* Problem details *
Copy out each of the following lines word for word, keeping every character and number unchanged.

━━━ Provided entries ━━━

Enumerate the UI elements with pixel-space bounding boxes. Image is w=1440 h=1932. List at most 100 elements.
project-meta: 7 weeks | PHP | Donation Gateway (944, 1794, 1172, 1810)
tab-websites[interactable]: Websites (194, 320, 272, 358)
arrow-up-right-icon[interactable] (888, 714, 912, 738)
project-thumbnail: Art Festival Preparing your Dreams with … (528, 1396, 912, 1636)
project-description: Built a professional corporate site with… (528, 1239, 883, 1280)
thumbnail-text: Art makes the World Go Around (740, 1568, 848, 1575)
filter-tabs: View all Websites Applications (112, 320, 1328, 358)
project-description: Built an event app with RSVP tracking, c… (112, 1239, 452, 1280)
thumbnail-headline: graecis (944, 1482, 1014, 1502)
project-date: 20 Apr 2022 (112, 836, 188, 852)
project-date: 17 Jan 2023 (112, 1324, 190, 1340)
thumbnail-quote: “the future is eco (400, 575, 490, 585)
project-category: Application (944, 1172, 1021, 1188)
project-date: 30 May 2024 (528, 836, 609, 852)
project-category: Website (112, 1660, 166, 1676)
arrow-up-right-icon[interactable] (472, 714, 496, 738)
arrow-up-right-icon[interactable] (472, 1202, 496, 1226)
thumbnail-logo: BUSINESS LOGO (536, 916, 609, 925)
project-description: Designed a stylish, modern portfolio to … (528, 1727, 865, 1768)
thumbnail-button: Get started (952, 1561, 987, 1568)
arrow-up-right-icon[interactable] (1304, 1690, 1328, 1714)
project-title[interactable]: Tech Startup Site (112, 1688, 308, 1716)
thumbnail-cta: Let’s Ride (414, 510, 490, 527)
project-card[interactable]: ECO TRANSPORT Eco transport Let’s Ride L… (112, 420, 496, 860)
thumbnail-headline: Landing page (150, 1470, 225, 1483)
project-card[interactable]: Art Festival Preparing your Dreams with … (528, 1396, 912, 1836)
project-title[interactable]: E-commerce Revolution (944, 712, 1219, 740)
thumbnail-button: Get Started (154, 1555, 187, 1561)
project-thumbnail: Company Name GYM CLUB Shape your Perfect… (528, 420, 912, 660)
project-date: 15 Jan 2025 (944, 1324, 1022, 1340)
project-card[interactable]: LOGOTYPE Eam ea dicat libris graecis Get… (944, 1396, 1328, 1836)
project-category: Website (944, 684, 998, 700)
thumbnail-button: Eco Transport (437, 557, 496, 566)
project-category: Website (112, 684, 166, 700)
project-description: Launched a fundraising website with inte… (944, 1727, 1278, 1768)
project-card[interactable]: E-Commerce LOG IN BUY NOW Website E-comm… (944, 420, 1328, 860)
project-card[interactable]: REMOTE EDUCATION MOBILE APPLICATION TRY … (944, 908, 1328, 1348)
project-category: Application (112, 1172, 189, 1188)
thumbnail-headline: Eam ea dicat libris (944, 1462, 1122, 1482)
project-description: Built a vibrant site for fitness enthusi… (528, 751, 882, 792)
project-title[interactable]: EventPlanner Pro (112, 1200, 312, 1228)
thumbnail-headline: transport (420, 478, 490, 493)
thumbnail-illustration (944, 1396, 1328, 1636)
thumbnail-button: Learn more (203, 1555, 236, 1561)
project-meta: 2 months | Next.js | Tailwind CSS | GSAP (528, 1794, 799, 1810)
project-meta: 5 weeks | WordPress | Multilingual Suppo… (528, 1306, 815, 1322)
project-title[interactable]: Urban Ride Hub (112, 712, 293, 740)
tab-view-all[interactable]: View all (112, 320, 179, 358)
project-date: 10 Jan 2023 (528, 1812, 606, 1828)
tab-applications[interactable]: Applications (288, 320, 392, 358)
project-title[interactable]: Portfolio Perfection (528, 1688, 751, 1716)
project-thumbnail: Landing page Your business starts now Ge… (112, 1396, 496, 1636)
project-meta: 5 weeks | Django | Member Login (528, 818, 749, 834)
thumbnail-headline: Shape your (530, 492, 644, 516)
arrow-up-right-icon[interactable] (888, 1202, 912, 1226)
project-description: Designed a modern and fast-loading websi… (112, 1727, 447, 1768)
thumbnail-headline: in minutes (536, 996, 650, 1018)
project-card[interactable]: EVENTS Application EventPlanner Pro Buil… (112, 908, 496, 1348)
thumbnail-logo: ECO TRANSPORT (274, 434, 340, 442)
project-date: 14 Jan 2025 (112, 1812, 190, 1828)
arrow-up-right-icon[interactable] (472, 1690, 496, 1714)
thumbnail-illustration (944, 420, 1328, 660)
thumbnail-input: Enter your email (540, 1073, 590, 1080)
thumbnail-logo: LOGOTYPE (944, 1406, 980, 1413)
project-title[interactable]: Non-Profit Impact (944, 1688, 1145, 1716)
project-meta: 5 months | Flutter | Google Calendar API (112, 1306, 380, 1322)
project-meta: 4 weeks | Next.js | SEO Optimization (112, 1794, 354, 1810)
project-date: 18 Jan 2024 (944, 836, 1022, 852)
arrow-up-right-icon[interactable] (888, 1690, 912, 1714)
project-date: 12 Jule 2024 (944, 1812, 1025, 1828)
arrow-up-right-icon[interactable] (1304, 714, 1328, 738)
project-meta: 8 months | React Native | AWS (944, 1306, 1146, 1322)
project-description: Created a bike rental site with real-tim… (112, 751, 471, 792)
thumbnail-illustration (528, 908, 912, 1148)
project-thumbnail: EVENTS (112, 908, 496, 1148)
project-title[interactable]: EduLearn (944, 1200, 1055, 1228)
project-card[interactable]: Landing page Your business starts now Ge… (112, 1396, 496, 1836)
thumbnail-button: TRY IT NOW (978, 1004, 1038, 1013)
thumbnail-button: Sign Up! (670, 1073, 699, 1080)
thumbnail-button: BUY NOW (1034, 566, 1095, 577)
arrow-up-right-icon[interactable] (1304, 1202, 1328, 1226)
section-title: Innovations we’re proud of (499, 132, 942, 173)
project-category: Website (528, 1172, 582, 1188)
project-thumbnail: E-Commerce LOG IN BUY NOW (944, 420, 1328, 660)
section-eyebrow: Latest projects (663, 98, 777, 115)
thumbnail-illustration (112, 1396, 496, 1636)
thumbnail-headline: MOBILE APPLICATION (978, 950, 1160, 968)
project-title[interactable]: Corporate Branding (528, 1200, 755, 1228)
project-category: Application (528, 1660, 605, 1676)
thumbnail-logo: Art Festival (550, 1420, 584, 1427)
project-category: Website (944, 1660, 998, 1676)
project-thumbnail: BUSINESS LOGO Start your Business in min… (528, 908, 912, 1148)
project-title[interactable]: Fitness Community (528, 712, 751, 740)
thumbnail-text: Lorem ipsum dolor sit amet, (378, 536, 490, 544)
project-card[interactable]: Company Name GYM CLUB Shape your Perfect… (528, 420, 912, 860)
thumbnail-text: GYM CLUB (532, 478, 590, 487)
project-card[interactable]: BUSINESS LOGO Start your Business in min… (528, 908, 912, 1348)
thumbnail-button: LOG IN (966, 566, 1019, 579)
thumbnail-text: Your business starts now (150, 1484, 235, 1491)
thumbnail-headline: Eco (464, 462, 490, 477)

━━━

* Solution to this task *
Enumerate the UI elements with pixel-space bounding boxes. Image is w=1440 h=1932. List at most 100 elements.
project-meta: 7 weeks | PHP | Donation Gateway (944, 1794, 1172, 1810)
tab-websites[interactable]: Websites (194, 320, 272, 358)
arrow-up-right-icon[interactable] (888, 714, 912, 738)
project-thumbnail: Art Festival Preparing your Dreams with … (528, 1396, 912, 1636)
project-description: Built a professional corporate site with… (528, 1239, 883, 1280)
thumbnail-text: Art makes the World Go Around (740, 1568, 848, 1575)
filter-tabs: View all Websites Applications (112, 320, 1328, 358)
project-description: Built an event app with RSVP tracking, c… (112, 1239, 452, 1280)
thumbnail-headline: graecis (944, 1482, 1014, 1502)
project-date: 20 Apr 2022 (112, 836, 188, 852)
project-date: 17 Jan 2023 (112, 1324, 190, 1340)
thumbnail-quote: “the future is eco (400, 575, 490, 585)
project-category: Application (944, 1172, 1021, 1188)
project-date: 30 May 2024 (528, 836, 609, 852)
project-category: Website (112, 1660, 166, 1676)
arrow-up-right-icon[interactable] (472, 714, 496, 738)
arrow-up-right-icon[interactable] (472, 1202, 496, 1226)
thumbnail-logo: BUSINESS LOGO (536, 916, 609, 925)
project-description: Designed a stylish, modern portfolio to … (528, 1727, 865, 1768)
thumbnail-button: Get started (952, 1561, 987, 1568)
arrow-up-right-icon[interactable] (1304, 1690, 1328, 1714)
project-title[interactable]: Tech Startup Site (112, 1688, 308, 1716)
thumbnail-cta: Let’s Ride (414, 510, 490, 527)
project-card[interactable]: ECO TRANSPORT Eco transport Let’s Ride L… (112, 420, 496, 860)
thumbnail-headline: Landing page (150, 1470, 225, 1483)
project-card[interactable]: Art Festival Preparing your Dreams with … (528, 1396, 912, 1836)
project-title[interactable]: E-commerce Revolution (944, 712, 1219, 740)
thumbnail-button: Get Started (154, 1555, 187, 1561)
project-thumbnail: Company Name GYM CLUB Shape your Perfect… (528, 420, 912, 660)
project-date: 15 Jan 2025 (944, 1324, 1022, 1340)
project-card[interactable]: LOGOTYPE Eam ea dicat libris graecis Get… (944, 1396, 1328, 1836)
project-category: Website (944, 684, 998, 700)
thumbnail-button: Eco Transport (437, 557, 496, 566)
project-category: Website (112, 684, 166, 700)
project-description: Launched a fundraising website with inte… (944, 1727, 1278, 1768)
project-card[interactable]: E-Commerce LOG IN BUY NOW Website E-comm… (944, 420, 1328, 860)
project-card[interactable]: REMOTE EDUCATION MOBILE APPLICATION TRY … (944, 908, 1328, 1348)
project-category: Application (112, 1172, 189, 1188)
thumbnail-headline: Eam ea dicat libris (944, 1462, 1122, 1482)
project-description: Built a vibrant site for fitness enthusi… (528, 751, 882, 792)
project-title[interactable]: EventPlanner Pro (112, 1200, 312, 1228)
thumbnail-headline: transport (420, 478, 490, 493)
thumbnail-illustration (944, 1396, 1328, 1636)
thumbnail-button: Learn more (203, 1555, 236, 1561)
project-meta: 2 months | Next.js | Tailwind CSS | GSAP (528, 1794, 799, 1810)
project-meta: 5 weeks | WordPress | Multilingual Suppo… (528, 1306, 815, 1322)
project-title[interactable]: Urban Ride Hub (112, 712, 293, 740)
tab-view-all[interactable]: View all (112, 320, 179, 358)
project-date: 10 Jan 2023 (528, 1812, 606, 1828)
tab-applications[interactable]: Applications (288, 320, 392, 358)
project-title[interactable]: Portfolio Perfection (528, 1688, 751, 1716)
project-thumbnail: Landing page Your business starts now Ge… (112, 1396, 496, 1636)
project-meta: 5 weeks | Django | Member Login (528, 818, 749, 834)
thumbnail-headline: Shape your (530, 492, 644, 516)
arrow-up-right-icon[interactable] (888, 1202, 912, 1226)
project-description: Designed a modern and fast-loading websi… (112, 1727, 447, 1768)
thumbnail-headline: in minutes (536, 996, 650, 1018)
project-card[interactable]: EVENTS Application EventPlanner Pro Buil… (112, 908, 496, 1348)
thumbnail-logo: ECO TRANSPORT (274, 434, 340, 442)
project-date: 14 Jan 2025 (112, 1812, 190, 1828)
arrow-up-right-icon[interactable] (472, 1690, 496, 1714)
thumbnail-illustration (944, 420, 1328, 660)
thumbnail-input: Enter your email (540, 1073, 590, 1080)
thumbnail-logo: LOGOTYPE (944, 1406, 980, 1413)
project-title[interactable]: Non-Profit Impact (944, 1688, 1145, 1716)
project-meta: 5 months | Flutter | Google Calendar API (112, 1306, 380, 1322)
project-meta: 4 weeks | Next.js | SEO Optimization (112, 1794, 354, 1810)
project-date: 18 Jan 2024 (944, 836, 1022, 852)
arrow-up-right-icon[interactable] (888, 1690, 912, 1714)
project-date: 12 Jule 2024 (944, 1812, 1025, 1828)
arrow-up-right-icon[interactable] (1304, 714, 1328, 738)
project-meta: 8 months | React Native | AWS (944, 1306, 1146, 1322)
project-description: Created a bike rental site with real-tim… (112, 751, 471, 792)
thumbnail-illustration (528, 908, 912, 1148)
project-thumbnail: EVENTS (112, 908, 496, 1148)
project-title[interactable]: EduLearn (944, 1200, 1055, 1228)
project-card[interactable]: Landing page Your business starts now Ge… (112, 1396, 496, 1836)
thumbnail-button: TRY IT NOW (978, 1004, 1038, 1013)
thumbnail-button: Sign Up! (670, 1073, 699, 1080)
thumbnail-button: BUY NOW (1034, 566, 1095, 577)
arrow-up-right-icon[interactable] (1304, 1202, 1328, 1226)
section-title: Innovations we’re proud of (499, 132, 942, 173)
project-category: Website (528, 1172, 582, 1188)
project-thumbnail: E-Commerce LOG IN BUY NOW (944, 420, 1328, 660)
section-eyebrow: Latest projects (663, 98, 777, 115)
thumbnail-illustration (112, 1396, 496, 1636)
thumbnail-headline: MOBILE APPLICATION (978, 950, 1160, 968)
project-title[interactable]: Corporate Branding (528, 1200, 755, 1228)
project-category: Application (528, 1660, 605, 1676)
thumbnail-logo: Art Festival (550, 1420, 584, 1427)
project-category: Website (944, 1660, 998, 1676)
project-thumbnail: BUSINESS LOGO Start your Business in min… (528, 908, 912, 1148)
project-title[interactable]: Fitness Community (528, 712, 751, 740)
thumbnail-text: Lorem ipsum dolor sit amet, (378, 536, 490, 544)
project-card[interactable]: Company Name GYM CLUB Shape your Perfect… (528, 420, 912, 860)
thumbnail-text: GYM CLUB (532, 478, 590, 487)
project-card[interactable]: BUSINESS LOGO Start your Business in min… (528, 908, 912, 1348)
thumbnail-button: LOG IN (966, 566, 1019, 579)
thumbnail-text: Your business starts now (150, 1484, 235, 1491)
thumbnail-headline: Eco (464, 462, 490, 477)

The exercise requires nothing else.